══ Data to use ══
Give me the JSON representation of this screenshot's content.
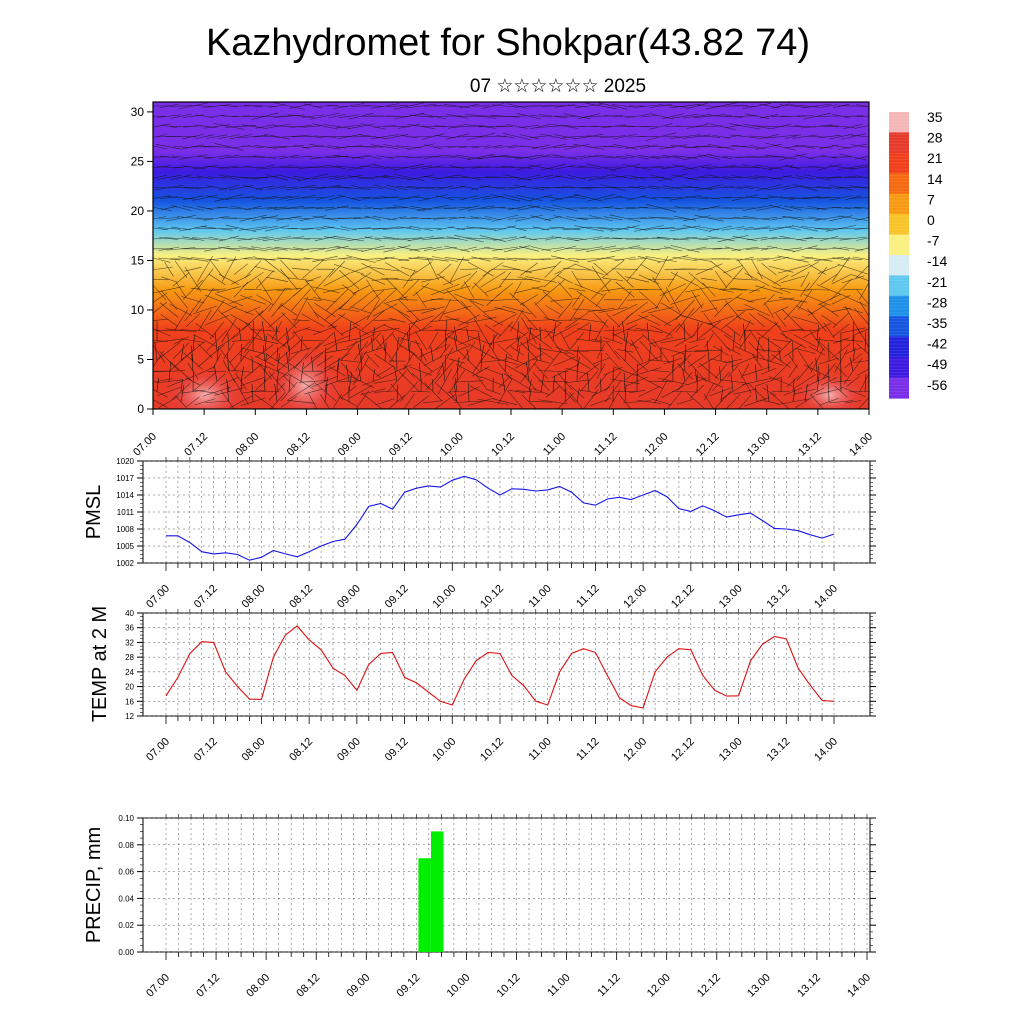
{
  "header": {
    "title": "Kazhydromet for Shokpar(43.82 74)",
    "subtitle": "07 ☆☆☆☆☆☆ 2025"
  },
  "x_ticks": [
    "07.00",
    "07.12",
    "08.00",
    "08.12",
    "09.00",
    "09.12",
    "10.00",
    "10.12",
    "11.00",
    "11.12",
    "12.00",
    "12.12",
    "13.00",
    "13.12",
    "14.00"
  ],
  "chart_data": [
    {
      "type": "heatmap",
      "ylim": [
        0,
        31
      ],
      "y_ticks": [
        0,
        5,
        10,
        15,
        20,
        25,
        30
      ],
      "colorbar": {
        "labels": [
          "35",
          "28",
          "21",
          "14",
          "7",
          "0",
          "-7",
          "-14",
          "-21",
          "-28",
          "-35",
          "-42",
          "-49",
          "-56"
        ],
        "colors": [
          "#f4b6b6",
          "#e63a2a",
          "#f0401b",
          "#f56a10",
          "#f79a12",
          "#f8c428",
          "#faf080",
          "#d6ecf4",
          "#5fc8f0",
          "#1e90e8",
          "#1555e0",
          "#2222dd",
          "#3d1ae0",
          "#7a2ee8"
        ]
      },
      "temperature_by_height": [
        {
          "h": 0,
          "t": 30
        },
        {
          "h": 8,
          "t": 18
        },
        {
          "h": 12,
          "t": 5
        },
        {
          "h": 15.5,
          "t": -8
        },
        {
          "h": 18,
          "t": -22
        },
        {
          "h": 21,
          "t": -38
        },
        {
          "h": 24,
          "t": -50
        },
        {
          "h": 26,
          "t": -54
        },
        {
          "h": 31,
          "t": -60
        }
      ]
    },
    {
      "type": "line",
      "ylabel": "PMSL",
      "ylim": [
        1002,
        1020
      ],
      "y_ticks": [
        1002,
        1005,
        1008,
        1011,
        1014,
        1017,
        1020
      ],
      "color": "#1515e8",
      "x_start": 0,
      "x_step": 3,
      "values": [
        1006.8,
        1006.8,
        1005.6,
        1004,
        1003.6,
        1003.8,
        1003.5,
        1002.5,
        1003,
        1004.2,
        1003.6,
        1003.1,
        1004,
        1005,
        1005.8,
        1006.2,
        1008.8,
        1012,
        1012.5,
        1011.5,
        1014.5,
        1015.2,
        1015.6,
        1015.4,
        1016.6,
        1017.3,
        1016.7,
        1015.2,
        1014,
        1015.1,
        1015,
        1014.7,
        1014.9,
        1015.5,
        1014.5,
        1012.6,
        1012.2,
        1013.3,
        1013.6,
        1013.2,
        1014,
        1014.8,
        1013.7,
        1011.6,
        1011.1,
        1012.1,
        1011.2,
        1010.1,
        1010.5,
        1010.8,
        1009.5,
        1008.1,
        1008,
        1007.7,
        1007,
        1006.4,
        1007.1
      ]
    },
    {
      "type": "line",
      "ylabel": "TEMP at 2 M",
      "ylim": [
        12,
        40
      ],
      "y_ticks": [
        12,
        16,
        20,
        24,
        28,
        32,
        36,
        40
      ],
      "color": "#dd1010",
      "x_start": 0,
      "x_step": 3,
      "values": [
        17.5,
        22.5,
        29,
        32.2,
        32,
        24,
        20,
        16.6,
        16.5,
        28,
        34,
        36.5,
        32.7,
        30,
        25,
        23,
        19,
        26,
        29,
        29.3,
        22.5,
        21,
        18.5,
        16,
        15,
        22,
        27,
        29.3,
        29,
        23,
        20.2,
        16,
        15,
        24,
        29,
        30.3,
        29.3,
        23,
        17,
        14.8,
        14.2,
        24,
        28,
        30.3,
        30,
        23,
        19,
        17.4,
        17.5,
        27,
        31.5,
        33.6,
        33,
        25,
        20.4,
        16.2,
        16
      ]
    },
    {
      "type": "bar",
      "ylabel": "PRECIP, mm",
      "ylim": [
        0,
        0.1
      ],
      "y_ticks": [
        "0.00",
        "0.02",
        "0.04",
        "0.06",
        "0.08",
        "0.10"
      ],
      "color": "#00ee00",
      "bars": [
        {
          "x": 62,
          "value": 0.07
        },
        {
          "x": 65,
          "value": 0.09
        }
      ]
    }
  ]
}
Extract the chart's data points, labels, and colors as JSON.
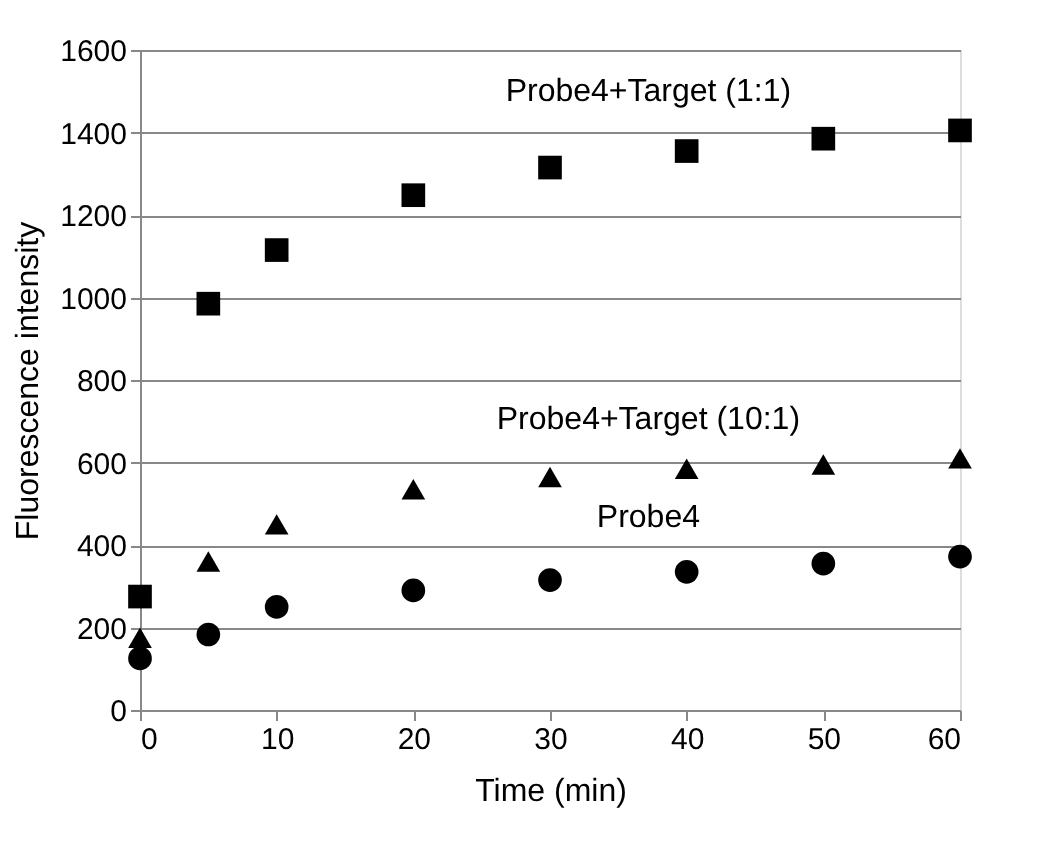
{
  "chart_data": {
    "type": "scatter",
    "xlabel": "Time (min)",
    "ylabel": "Fluorescence intensity",
    "x": [
      0,
      5,
      10,
      20,
      30,
      40,
      50,
      60
    ],
    "series": [
      {
        "name": "Probe4+Target (1:1)",
        "color": "#000000",
        "marker": "square",
        "values": [
          275,
          985,
          1115,
          1248,
          1315,
          1355,
          1385,
          1405
        ]
      },
      {
        "name": "Probe4+Target (10:1)",
        "color": "#000000",
        "marker": "triangle",
        "values": [
          175,
          360,
          450,
          535,
          565,
          585,
          595,
          610
        ]
      },
      {
        "name": "Probe4",
        "color": "#000000",
        "marker": "circle",
        "values": [
          125,
          183,
          250,
          290,
          315,
          335,
          355,
          372
        ]
      }
    ],
    "xlim": [
      0,
      60
    ],
    "xticks": [
      0,
      10,
      20,
      30,
      40,
      50,
      60
    ],
    "ylim": [
      0,
      1600
    ],
    "yticks": [
      0,
      200,
      400,
      600,
      800,
      1000,
      1200,
      1400,
      1600
    ],
    "grid": "y",
    "legend": false
  }
}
═══
■ **What the task asks**:
Reproduce the listing word for word and omit its pictures.

■ **Correct response**:
Give me the JSON representation of this screenshot's content.
{
  "header": {
    "title": "Kazhydromet for Shokpar(43.82 74)",
    "subtitle": "07 ☆☆☆☆☆☆ 2025"
  },
  "x_ticks": [
    "07.00",
    "07.12",
    "08.00",
    "08.12",
    "09.00",
    "09.12",
    "10.00",
    "10.12",
    "11.00",
    "11.12",
    "12.00",
    "12.12",
    "13.00",
    "13.12",
    "14.00"
  ],
  "chart_data": [
    {
      "type": "heatmap",
      "ylim": [
        0,
        31
      ],
      "y_ticks": [
        0,
        5,
        10,
        15,
        20,
        25,
        30
      ],
      "colorbar": {
        "labels": [
          "35",
          "28",
          "21",
          "14",
          "7",
          "0",
          "-7",
          "-14",
          "-21",
          "-28",
          "-35",
          "-42",
          "-49",
          "-56"
        ],
        "colors": [
          "#f4b6b6",
          "#e63a2a",
          "#f0401b",
          "#f56a10",
          "#f79a12",
          "#f8c428",
          "#faf080",
          "#d6ecf4",
          "#5fc8f0",
          "#1e90e8",
          "#1555e0",
          "#2222dd",
          "#3d1ae0",
          "#7a2ee8"
        ]
      },
      "temperature_by_height": [
        {
          "h": 0,
          "t": 30
        },
        {
          "h": 8,
          "t": 18
        },
        {
          "h": 12,
          "t": 5
        },
        {
          "h": 15.5,
          "t": -8
        },
        {
          "h": 18,
          "t": -22
        },
        {
          "h": 21,
          "t": -38
        },
        {
          "h": 24,
          "t": -50
        },
        {
          "h": 26,
          "t": -54
        },
        {
          "h": 31,
          "t": -60
        }
      ]
    },
    {
      "type": "line",
      "ylabel": "PMSL",
      "ylim": [
        1002,
        1020
      ],
      "y_ticks": [
        1002,
        1005,
        1008,
        1011,
        1014,
        1017,
        1020
      ],
      "color": "#1515e8",
      "x_start": 0,
      "x_step": 3,
      "values": [
        1006.8,
        1006.8,
        1005.6,
        1004,
        1003.6,
        1003.8,
        1003.5,
        1002.5,
        1003,
        1004.2,
        1003.6,
        1003.1,
        1004,
        1005,
        1005.8,
        1006.2,
        1008.8,
        1012,
        1012.5,
        1011.5,
        1014.5,
        1015.2,
        1015.6,
        1015.4,
        1016.6,
        1017.3,
        1016.7,
        1015.2,
        1014,
        1015.1,
        1015,
        1014.7,
        1014.9,
        1015.5,
        1014.5,
        1012.6,
        1012.2,
        1013.3,
        1013.6,
        1013.2,
        1014,
        1014.8,
        1013.7,
        1011.6,
        1011.1,
        1012.1,
        1011.2,
        1010.1,
        1010.5,
        1010.8,
        1009.5,
        1008.1,
        1008,
        1007.7,
        1007,
        1006.4,
        1007.1
      ]
    },
    {
      "type": "line",
      "ylabel": "TEMP at 2 M",
      "ylim": [
        12,
        40
      ],
      "y_ticks": [
        12,
        16,
        20,
        24,
        28,
        32,
        36,
        40
      ],
      "color": "#dd1010",
      "x_start": 0,
      "x_step": 3,
      "values": [
        17.5,
        22.5,
        29,
        32.2,
        32,
        24,
        20,
        16.6,
        16.5,
        28,
        34,
        36.5,
        32.7,
        30,
        25,
        23,
        19,
        26,
        29,
        29.3,
        22.5,
        21,
        18.5,
        16,
        15,
        22,
        27,
        29.3,
        29,
        23,
        20.2,
        16,
        15,
        24,
        29,
        30.3,
        29.3,
        23,
        17,
        14.8,
        14.2,
        24,
        28,
        30.3,
        30,
        23,
        19,
        17.4,
        17.5,
        27,
        31.5,
        33.6,
        33,
        25,
        20.4,
        16.2,
        16
      ]
    },
    {
      "type": "bar",
      "ylabel": "PRECIP, mm",
      "ylim": [
        0,
        0.1
      ],
      "y_ticks": [
        "0.00",
        "0.02",
        "0.04",
        "0.06",
        "0.08",
        "0.10"
      ],
      "color": "#00ee00",
      "bars": [
        {
          "x": 62,
          "value": 0.07
        },
        {
          "x": 65,
          "value": 0.09
        }
      ]
    }
  ]
}
Extract the chart's data points, labels, and colors as JSON.
{
  "chart_data": {
    "type": "scatter",
    "xlabel": "Time (min)",
    "ylabel": "Fluorescence intensity",
    "x": [
      0,
      5,
      10,
      20,
      30,
      40,
      50,
      60
    ],
    "series": [
      {
        "name": "Probe4+Target (1:1)",
        "color": "#000000",
        "marker": "square",
        "values": [
          275,
          985,
          1115,
          1248,
          1315,
          1355,
          1385,
          1405
        ]
      },
      {
        "name": "Probe4+Target (10:1)",
        "color": "#000000",
        "marker": "triangle",
        "values": [
          175,
          360,
          450,
          535,
          565,
          585,
          595,
          610
        ]
      },
      {
        "name": "Probe4",
        "color": "#000000",
        "marker": "circle",
        "values": [
          125,
          183,
          250,
          290,
          315,
          335,
          355,
          372
        ]
      }
    ],
    "xlim": [
      0,
      60
    ],
    "xticks": [
      0,
      10,
      20,
      30,
      40,
      50,
      60
    ],
    "ylim": [
      0,
      1600
    ],
    "yticks": [
      0,
      200,
      400,
      600,
      800,
      1000,
      1200,
      1400,
      1600
    ],
    "grid": "y",
    "legend": false
  }
}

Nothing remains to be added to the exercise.